**What this task involves**
Identify and reproduce every line holding the string "then".

**Dataset records**
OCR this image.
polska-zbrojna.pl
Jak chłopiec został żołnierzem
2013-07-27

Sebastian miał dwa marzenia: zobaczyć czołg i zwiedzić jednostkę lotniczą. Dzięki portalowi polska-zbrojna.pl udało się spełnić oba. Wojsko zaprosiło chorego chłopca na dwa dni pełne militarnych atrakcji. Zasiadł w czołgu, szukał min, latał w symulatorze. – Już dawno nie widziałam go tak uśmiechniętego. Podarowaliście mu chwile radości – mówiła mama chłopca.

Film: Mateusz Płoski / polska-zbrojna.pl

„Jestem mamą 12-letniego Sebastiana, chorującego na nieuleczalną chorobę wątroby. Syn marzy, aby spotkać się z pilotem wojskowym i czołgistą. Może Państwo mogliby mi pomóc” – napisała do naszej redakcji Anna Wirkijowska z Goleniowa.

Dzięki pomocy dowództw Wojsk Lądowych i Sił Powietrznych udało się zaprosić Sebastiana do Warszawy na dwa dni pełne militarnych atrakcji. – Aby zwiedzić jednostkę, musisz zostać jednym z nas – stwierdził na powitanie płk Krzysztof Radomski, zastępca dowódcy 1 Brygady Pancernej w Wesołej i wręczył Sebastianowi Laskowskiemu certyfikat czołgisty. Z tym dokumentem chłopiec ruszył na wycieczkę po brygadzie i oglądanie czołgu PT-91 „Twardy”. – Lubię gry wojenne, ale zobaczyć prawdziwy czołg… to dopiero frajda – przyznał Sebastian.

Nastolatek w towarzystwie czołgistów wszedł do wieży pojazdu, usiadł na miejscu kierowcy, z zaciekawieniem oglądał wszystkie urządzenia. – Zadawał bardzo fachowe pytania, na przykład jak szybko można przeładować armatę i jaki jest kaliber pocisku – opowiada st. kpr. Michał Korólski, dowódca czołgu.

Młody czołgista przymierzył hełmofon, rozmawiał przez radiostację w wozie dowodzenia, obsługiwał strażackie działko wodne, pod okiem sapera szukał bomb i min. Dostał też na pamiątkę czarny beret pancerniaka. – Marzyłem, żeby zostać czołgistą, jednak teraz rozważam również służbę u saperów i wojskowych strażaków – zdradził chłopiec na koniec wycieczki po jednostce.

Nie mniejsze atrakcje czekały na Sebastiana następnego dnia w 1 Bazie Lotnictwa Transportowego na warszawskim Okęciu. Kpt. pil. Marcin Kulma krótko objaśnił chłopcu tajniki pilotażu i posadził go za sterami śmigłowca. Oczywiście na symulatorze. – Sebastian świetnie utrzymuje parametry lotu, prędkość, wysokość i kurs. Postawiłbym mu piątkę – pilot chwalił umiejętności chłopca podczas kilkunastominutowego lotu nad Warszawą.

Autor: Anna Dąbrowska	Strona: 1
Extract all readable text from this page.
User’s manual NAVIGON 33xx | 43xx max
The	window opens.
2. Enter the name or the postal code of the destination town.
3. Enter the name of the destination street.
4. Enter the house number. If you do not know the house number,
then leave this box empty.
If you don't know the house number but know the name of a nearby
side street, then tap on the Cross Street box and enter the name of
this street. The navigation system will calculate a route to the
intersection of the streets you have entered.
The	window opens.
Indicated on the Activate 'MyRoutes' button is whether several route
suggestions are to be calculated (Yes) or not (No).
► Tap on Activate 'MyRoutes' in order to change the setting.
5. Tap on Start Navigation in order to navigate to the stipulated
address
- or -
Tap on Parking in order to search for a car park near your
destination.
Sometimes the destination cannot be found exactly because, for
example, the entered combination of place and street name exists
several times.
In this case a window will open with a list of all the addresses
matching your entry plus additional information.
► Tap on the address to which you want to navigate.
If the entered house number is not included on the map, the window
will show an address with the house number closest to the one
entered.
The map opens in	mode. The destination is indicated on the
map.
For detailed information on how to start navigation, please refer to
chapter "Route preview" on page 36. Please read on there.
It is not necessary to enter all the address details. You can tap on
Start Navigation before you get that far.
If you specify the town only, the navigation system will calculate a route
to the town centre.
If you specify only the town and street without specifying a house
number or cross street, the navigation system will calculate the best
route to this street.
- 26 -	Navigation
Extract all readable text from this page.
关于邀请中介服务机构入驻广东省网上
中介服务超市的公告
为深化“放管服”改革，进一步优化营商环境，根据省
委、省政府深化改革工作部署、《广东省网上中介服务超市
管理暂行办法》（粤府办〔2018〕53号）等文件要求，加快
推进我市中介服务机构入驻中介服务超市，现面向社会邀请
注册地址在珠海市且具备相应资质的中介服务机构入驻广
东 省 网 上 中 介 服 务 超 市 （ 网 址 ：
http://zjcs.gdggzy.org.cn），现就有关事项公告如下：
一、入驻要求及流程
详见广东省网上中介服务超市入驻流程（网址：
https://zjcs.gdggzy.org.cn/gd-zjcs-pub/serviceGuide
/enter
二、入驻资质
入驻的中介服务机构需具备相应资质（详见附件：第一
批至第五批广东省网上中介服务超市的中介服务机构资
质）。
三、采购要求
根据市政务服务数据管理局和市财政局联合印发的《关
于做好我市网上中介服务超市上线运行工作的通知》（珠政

**In response**
then leave this box empty.
side street, then tap on the Cross Street box and enter the name of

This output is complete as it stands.